Give again the lines from the line with "Convert this document image to plain text." to the last line of the records, exactly and in full. Do not carry over any pictures.

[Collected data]
-=-=-
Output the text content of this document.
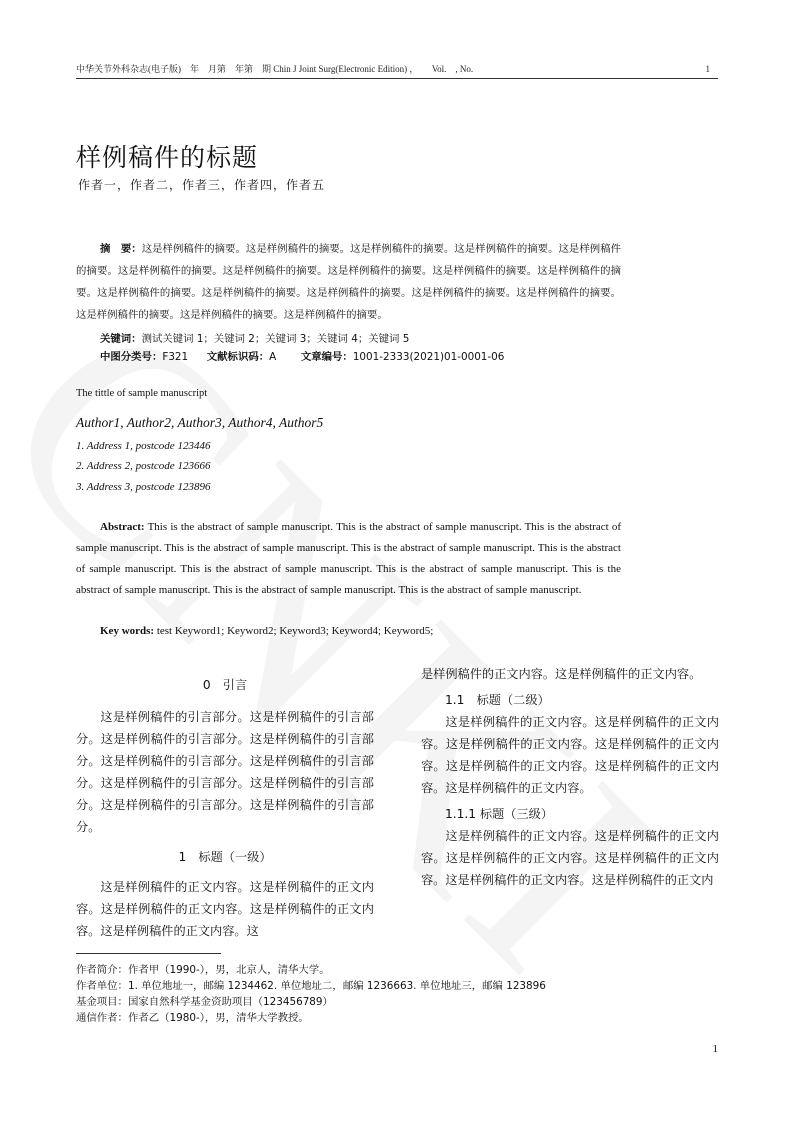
中华关节外科杂志(电子版)　年　月第　年第　期 Chin J Joint Surg(Electronic Edition) ，　　Vol.　, No.	1
样例稿件的标题
作者一，作者二，作者三，作者四，作者五
摘　要：这是样例稿件的摘要。这是样例稿件的摘要。这是样例稿件的摘要。这是样例稿件的摘要。这是样例稿件的摘要。这是样例稿件的摘要。这是样例稿件的摘要。这是样例稿件的摘要。这是样例稿件的摘要。这是样例稿件的摘要。这是样例稿件的摘要。这是样例稿件的摘要。这是样例稿件的摘要。这是样例稿件的摘要。这是样例稿件的摘要。这是样例稿件的摘要。这是样例稿件的摘要。这是样例稿件的摘要。
关键词：测试关键词 1；关键词 2；关键词 3；关键词 4；关键词 5
中图分类号：F321 文献标识码：A 文章编号：1001-2333(2021)01-0001-06
The tittle of sample manuscript
Author1, Author2, Author3, Author4, Author5
1. Address 1, postcode 123446
2. Address 2, postcode 123666
3. Address 3, postcode 123896
Abstract: This is the abstract of sample manuscript. This is the abstract of sample manuscript. This is the abstract of sample manuscript. This is the abstract of sample manuscript. This is the abstract of sample manuscript. This is the abstract of sample manuscript. This is the abstract of sample manuscript. This is the abstract of sample manuscript. This is the abstract of sample manuscript. This is the abstract of sample manuscript. This is the abstract of sample manuscript.
Key words: test Keyword1; Keyword2; Keyword3; Keyword4; Keyword5;

0　引言

这是样例稿件的引言部分。这是样例稿件的引言部分。这是样例稿件的引言部分。这是样例稿件的引言部分。这是样例稿件的引言部分。这是样例稿件的引言部分。这是样例稿件的引言部分。这是样例稿件的引言部分。这是样例稿件的引言部分。这是样例稿件的引言部分。

1　标题（一级）

这是样例稿件的正文内容。这是样例稿件的正文内容。这是样例稿件的正文内容。这是样例稿件的正文内容。这是样例稿件的正文内容。这

是样例稿件的正文内容。这是样例稿件的正文内容。

1.1　标题（二级）

这是样例稿件的正文内容。这是样例稿件的正文内容。这是样例稿件的正文内容。这是样例稿件的正文内容。这是样例稿件的正文内容。这是样例稿件的正文内容。这是样例稿件的正文内容。

1.1.1 标题（三级）

这是样例稿件的正文内容。这是样例稿件的正文内容。这是样例稿件的正文内容。这是样例稿件的正文内容。这是样例稿件的正文内容。这是样例稿件的正文内

作者简介：作者甲（1990-），男，北京人，清华大学。
作者单位：1. 单位地址一，邮编 1234462. 单位地址二，邮编 1236663. 单位地址三，邮编 123896
基金项目：国家自然科学基金资助项目（123456789）
通信作者：作者乙（1980-），男，清华大学教授。
1
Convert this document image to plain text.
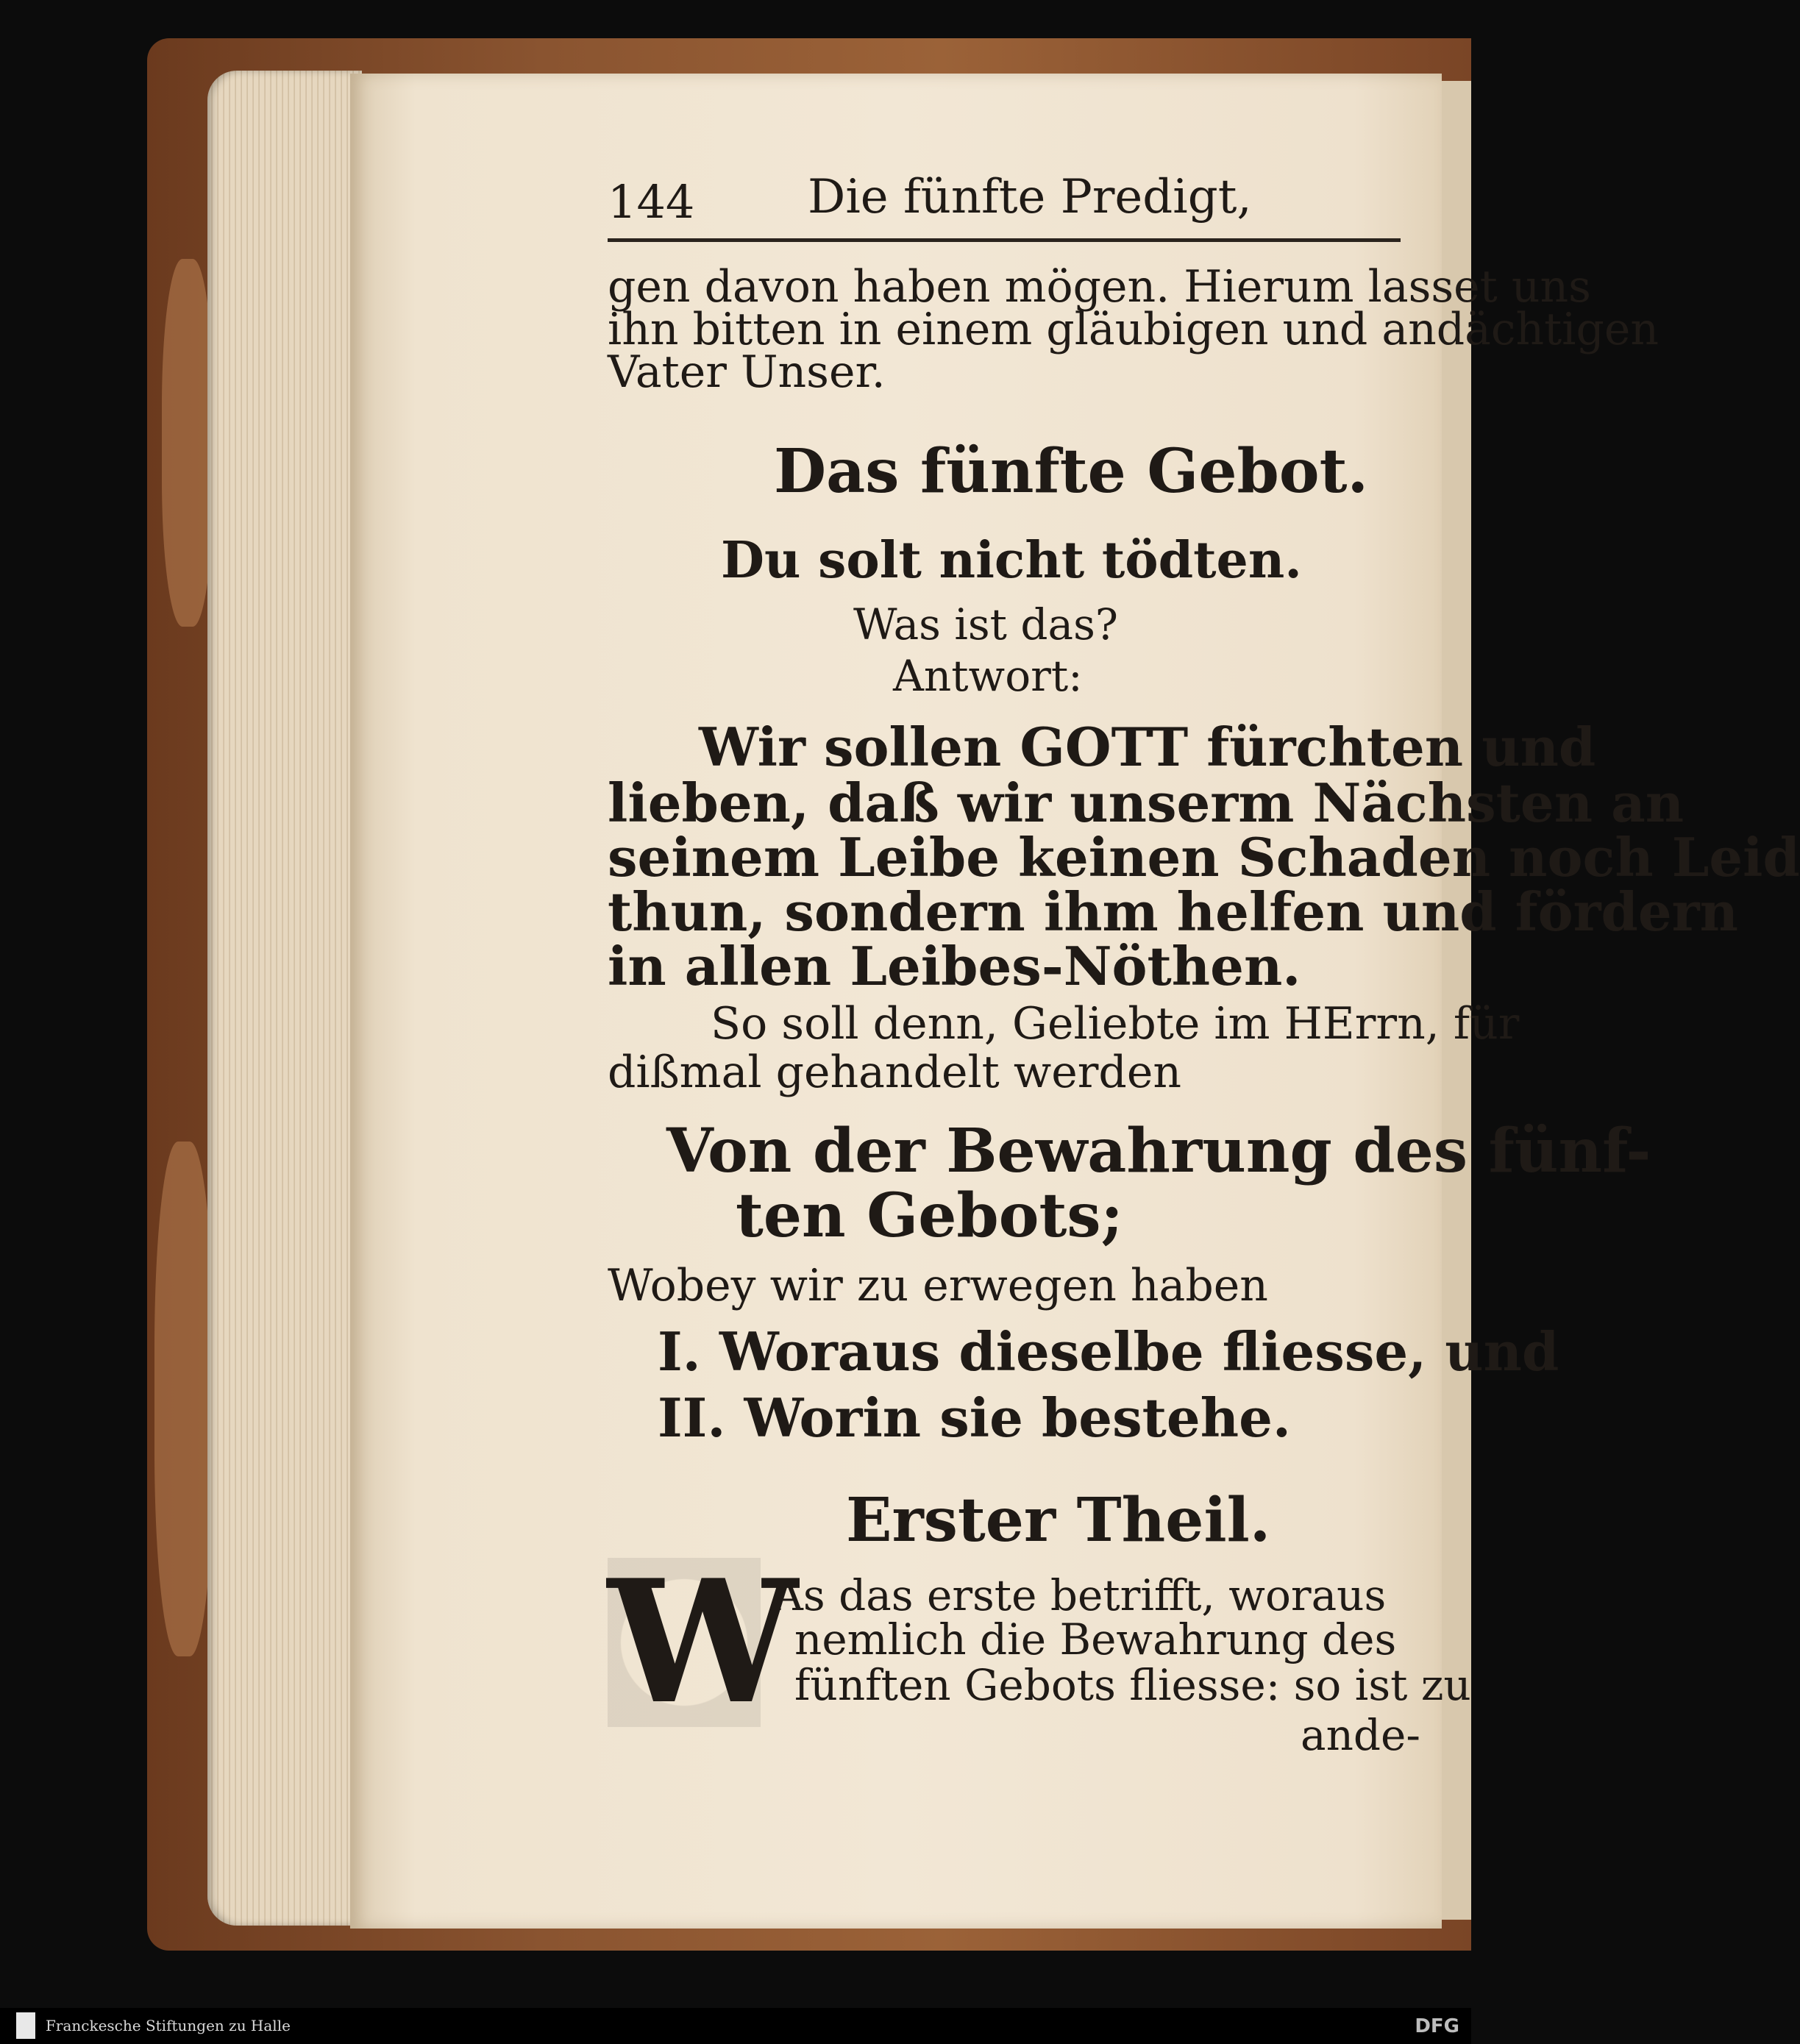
144 Die fünfte Predigt,
gen davon haben mögen. Hierum lasset uns
ihn bitten in einem gläubigen und andächtigen
Vater Unser.
Das fünfte Gebot.
Du solt nicht tödten.
Was ist das?
Antwort:
Wir sollen GOTT fürchten und
lieben, daß wir unserm Nächsten an
seinem Leibe keinen Schaden noch Leid
thun, sondern ihm helfen und fördern
in allen Leibes-Nöthen.
So soll denn, Geliebte im HErrn, für
dißmal gehandelt werden
Von der Bewahrung des fünf-
ten Gebots;
Wobey wir zu erwegen haben
I. Woraus dieselbe fliesse, und
II. Worin sie bestehe.
Erster Theil.
W
As das erste betrifft, woraus
nemlich die Bewahrung des
fünften Gebots fliesse: so ist zu
ande-
Franckesche Stiftungen zu Halle	DFG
-=-=-
Expected answer –
Convert this document image to plain text.
144 Die fünfte Predigt,
gen davon haben mögen. Hierum lasset uns
ihn bitten in einem gläubigen und andächtigen
Vater Unser.
Das fünfte Gebot.
Du solt nicht tödten.
Was ist das?
Antwort:
Wir sollen GOTT fürchten und
lieben, daß wir unserm Nächsten an
seinem Leibe keinen Schaden noch Leid
thun, sondern ihm helfen und fördern
in allen Leibes-Nöthen.
So soll denn, Geliebte im HErrn, für
dißmal gehandelt werden
Von der Bewahrung des fünf-
ten Gebots;
Wobey wir zu erwegen haben
I. Woraus dieselbe fliesse, und
II. Worin sie bestehe.
Erster Theil.
W
As das erste betrifft, woraus
nemlich die Bewahrung des
fünften Gebots fliesse: so ist zu
ande-
Franckesche Stiftungen zu Halle	DFG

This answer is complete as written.